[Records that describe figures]
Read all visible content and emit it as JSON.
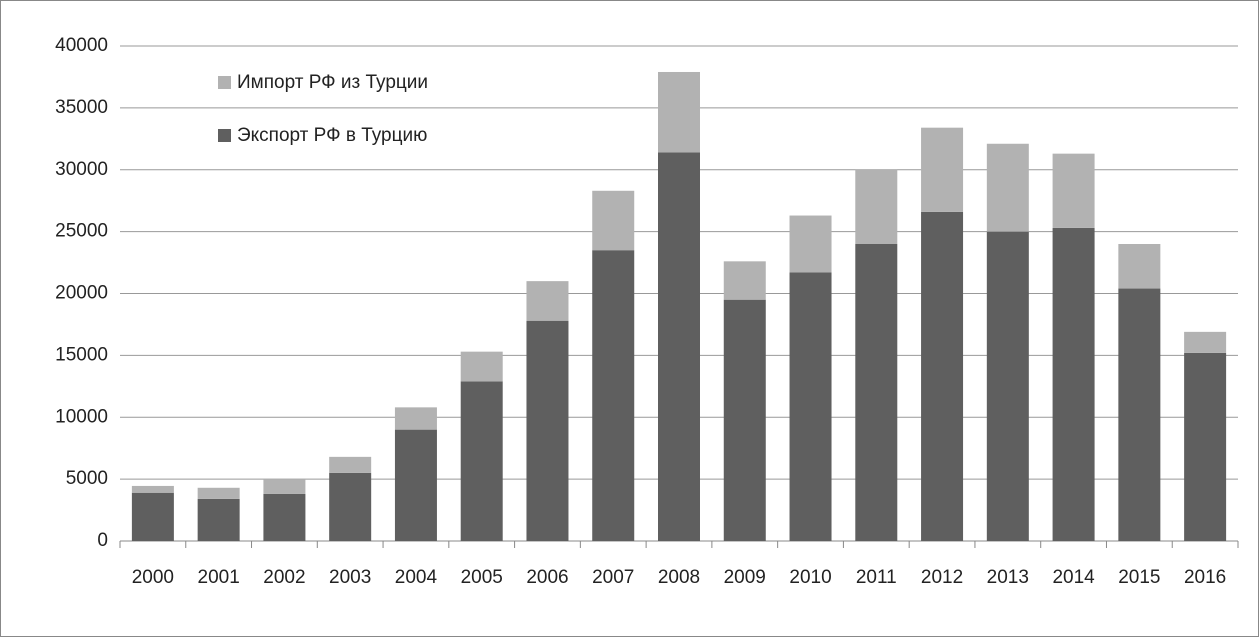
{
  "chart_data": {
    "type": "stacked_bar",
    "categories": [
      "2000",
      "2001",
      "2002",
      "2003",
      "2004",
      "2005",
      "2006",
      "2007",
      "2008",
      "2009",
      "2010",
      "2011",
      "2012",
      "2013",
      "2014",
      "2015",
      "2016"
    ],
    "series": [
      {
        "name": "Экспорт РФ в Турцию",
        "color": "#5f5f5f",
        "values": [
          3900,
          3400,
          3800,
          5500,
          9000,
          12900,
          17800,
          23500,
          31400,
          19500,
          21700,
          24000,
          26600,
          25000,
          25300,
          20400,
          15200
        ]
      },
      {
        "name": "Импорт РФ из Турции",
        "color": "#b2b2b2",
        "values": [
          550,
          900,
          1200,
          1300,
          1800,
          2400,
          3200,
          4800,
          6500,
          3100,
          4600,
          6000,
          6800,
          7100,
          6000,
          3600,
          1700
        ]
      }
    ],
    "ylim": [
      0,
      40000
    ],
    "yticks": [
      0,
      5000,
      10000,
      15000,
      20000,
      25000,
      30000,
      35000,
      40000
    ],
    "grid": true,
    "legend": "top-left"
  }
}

◆ TASK DIRECTIONS:
In your copy of the records, include no pictures; repeat everything else exactly.

◆ THE OUTPUT:
Read all visible content and emit it as JSON.
{
  "chart_data": {
    "type": "stacked_bar",
    "categories": [
      "2000",
      "2001",
      "2002",
      "2003",
      "2004",
      "2005",
      "2006",
      "2007",
      "2008",
      "2009",
      "2010",
      "2011",
      "2012",
      "2013",
      "2014",
      "2015",
      "2016"
    ],
    "series": [
      {
        "name": "Экспорт РФ в Турцию",
        "color": "#5f5f5f",
        "values": [
          3900,
          3400,
          3800,
          5500,
          9000,
          12900,
          17800,
          23500,
          31400,
          19500,
          21700,
          24000,
          26600,
          25000,
          25300,
          20400,
          15200
        ]
      },
      {
        "name": "Импорт РФ из Турции",
        "color": "#b2b2b2",
        "values": [
          550,
          900,
          1200,
          1300,
          1800,
          2400,
          3200,
          4800,
          6500,
          3100,
          4600,
          6000,
          6800,
          7100,
          6000,
          3600,
          1700
        ]
      }
    ],
    "ylim": [
      0,
      40000
    ],
    "yticks": [
      0,
      5000,
      10000,
      15000,
      20000,
      25000,
      30000,
      35000,
      40000
    ],
    "grid": true,
    "legend": "top-left"
  }
}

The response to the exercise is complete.